• _WORKING DATA_:
»»

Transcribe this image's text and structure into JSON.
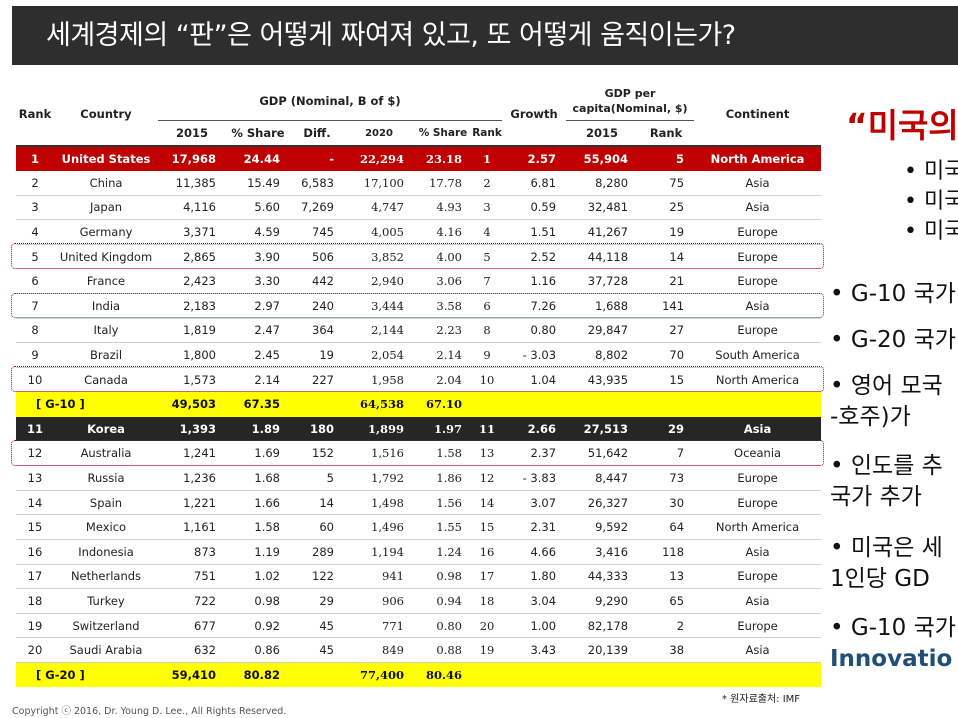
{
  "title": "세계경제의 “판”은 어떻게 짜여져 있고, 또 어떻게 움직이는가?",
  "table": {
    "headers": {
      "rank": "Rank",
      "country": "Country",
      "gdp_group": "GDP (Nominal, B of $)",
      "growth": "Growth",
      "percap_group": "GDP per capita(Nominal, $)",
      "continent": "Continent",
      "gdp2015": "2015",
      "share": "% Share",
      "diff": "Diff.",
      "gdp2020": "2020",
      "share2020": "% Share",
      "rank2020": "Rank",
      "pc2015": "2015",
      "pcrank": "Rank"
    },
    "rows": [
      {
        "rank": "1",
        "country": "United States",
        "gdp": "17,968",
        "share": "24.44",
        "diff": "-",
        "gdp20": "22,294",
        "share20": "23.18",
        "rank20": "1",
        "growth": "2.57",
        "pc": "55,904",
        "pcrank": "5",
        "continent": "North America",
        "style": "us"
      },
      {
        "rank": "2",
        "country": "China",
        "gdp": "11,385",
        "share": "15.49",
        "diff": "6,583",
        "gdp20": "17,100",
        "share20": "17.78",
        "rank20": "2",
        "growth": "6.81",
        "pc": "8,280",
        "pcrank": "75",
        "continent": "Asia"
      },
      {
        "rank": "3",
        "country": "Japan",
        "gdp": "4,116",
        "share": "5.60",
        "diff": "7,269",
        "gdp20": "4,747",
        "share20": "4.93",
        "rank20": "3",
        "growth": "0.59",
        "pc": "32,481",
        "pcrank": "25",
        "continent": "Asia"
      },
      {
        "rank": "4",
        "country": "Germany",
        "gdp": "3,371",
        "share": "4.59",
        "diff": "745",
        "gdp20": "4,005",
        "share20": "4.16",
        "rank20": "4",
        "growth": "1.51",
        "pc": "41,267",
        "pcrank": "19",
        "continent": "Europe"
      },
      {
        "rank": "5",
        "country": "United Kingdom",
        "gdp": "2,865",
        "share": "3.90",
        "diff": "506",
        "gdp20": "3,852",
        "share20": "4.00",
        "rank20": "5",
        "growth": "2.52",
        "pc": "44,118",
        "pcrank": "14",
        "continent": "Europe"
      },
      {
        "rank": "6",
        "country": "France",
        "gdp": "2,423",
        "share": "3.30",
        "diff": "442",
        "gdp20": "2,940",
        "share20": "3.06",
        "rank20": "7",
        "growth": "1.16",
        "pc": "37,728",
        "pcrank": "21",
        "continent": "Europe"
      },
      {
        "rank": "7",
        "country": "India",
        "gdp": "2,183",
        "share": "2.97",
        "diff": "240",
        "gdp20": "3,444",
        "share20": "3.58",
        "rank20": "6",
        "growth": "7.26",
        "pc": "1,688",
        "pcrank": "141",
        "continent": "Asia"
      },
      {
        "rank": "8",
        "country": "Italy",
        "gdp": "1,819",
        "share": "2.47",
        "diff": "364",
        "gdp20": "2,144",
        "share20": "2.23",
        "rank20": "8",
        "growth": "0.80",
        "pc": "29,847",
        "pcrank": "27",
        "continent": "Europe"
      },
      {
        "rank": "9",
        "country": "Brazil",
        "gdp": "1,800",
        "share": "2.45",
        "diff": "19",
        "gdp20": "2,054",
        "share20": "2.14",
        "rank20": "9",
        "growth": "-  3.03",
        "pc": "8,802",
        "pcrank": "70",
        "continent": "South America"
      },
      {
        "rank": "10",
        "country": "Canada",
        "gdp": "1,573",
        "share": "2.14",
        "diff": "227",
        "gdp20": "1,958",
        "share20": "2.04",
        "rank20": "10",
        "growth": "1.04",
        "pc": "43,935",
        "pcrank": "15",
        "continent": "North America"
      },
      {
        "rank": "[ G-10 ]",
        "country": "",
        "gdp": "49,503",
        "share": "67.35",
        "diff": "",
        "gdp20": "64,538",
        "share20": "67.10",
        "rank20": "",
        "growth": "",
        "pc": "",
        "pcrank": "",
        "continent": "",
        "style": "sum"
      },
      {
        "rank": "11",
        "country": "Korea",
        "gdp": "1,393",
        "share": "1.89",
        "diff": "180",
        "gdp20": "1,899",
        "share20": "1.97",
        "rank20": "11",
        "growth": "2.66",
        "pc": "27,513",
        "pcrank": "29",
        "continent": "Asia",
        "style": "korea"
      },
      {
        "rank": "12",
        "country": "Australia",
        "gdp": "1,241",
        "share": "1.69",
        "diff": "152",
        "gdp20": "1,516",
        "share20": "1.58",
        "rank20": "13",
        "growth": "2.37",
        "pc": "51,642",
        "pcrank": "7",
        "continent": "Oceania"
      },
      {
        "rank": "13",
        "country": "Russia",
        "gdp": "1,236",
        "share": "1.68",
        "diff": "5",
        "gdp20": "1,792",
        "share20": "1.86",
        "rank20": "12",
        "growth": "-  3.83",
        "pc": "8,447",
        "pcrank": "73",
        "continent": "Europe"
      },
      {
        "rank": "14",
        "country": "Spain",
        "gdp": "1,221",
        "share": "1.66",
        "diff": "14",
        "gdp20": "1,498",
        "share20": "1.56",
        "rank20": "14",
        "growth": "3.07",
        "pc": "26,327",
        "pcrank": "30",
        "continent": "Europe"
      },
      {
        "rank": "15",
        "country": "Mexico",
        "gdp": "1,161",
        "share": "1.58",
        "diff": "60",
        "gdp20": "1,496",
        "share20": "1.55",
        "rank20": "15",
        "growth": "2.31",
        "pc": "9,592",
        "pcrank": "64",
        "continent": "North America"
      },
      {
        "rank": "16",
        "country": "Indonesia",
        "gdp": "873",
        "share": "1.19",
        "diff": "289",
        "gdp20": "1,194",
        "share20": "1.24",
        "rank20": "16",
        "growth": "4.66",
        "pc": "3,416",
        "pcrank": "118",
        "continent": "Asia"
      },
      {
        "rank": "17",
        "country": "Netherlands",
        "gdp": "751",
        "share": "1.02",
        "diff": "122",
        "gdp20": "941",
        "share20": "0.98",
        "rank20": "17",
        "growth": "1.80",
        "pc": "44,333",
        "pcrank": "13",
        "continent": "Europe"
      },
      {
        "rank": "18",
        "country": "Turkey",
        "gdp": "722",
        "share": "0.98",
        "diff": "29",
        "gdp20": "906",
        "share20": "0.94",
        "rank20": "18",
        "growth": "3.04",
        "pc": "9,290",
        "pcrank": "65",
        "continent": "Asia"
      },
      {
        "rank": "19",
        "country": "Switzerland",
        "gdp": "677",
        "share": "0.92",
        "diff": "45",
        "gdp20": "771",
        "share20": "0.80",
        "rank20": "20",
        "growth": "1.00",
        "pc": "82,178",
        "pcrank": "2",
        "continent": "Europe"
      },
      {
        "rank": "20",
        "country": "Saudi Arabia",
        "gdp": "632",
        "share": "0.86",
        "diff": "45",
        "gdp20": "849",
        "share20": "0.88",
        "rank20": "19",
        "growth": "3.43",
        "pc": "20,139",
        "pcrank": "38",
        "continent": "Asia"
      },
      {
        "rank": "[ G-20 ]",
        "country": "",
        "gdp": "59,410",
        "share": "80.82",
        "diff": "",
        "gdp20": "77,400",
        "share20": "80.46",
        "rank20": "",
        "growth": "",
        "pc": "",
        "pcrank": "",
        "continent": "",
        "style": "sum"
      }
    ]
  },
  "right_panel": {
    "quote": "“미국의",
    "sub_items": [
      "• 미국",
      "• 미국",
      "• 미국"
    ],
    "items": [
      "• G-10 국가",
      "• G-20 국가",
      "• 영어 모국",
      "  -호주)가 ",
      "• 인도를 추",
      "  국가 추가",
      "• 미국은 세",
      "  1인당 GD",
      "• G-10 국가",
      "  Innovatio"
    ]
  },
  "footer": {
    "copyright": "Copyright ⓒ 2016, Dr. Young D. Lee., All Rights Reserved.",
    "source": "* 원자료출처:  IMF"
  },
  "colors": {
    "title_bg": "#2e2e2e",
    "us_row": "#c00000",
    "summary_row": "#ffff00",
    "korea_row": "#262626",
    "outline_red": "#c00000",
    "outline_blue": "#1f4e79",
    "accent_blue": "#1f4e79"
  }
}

««
»»

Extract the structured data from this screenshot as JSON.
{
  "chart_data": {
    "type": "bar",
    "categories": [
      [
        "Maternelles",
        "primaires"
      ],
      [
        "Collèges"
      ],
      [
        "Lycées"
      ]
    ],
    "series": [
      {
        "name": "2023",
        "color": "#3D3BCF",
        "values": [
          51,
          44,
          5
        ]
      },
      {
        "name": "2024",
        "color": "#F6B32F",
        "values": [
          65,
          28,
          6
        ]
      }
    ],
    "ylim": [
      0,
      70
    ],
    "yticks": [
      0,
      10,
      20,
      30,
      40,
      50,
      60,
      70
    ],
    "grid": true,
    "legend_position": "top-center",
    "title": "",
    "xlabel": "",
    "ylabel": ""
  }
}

««

• _WORK TO COMPLETE_: Select every line of the records holding the string "United".

• _OUTPUT FOR THIS TASK_:
        "country": "United States",
        "country": "United Kingdom",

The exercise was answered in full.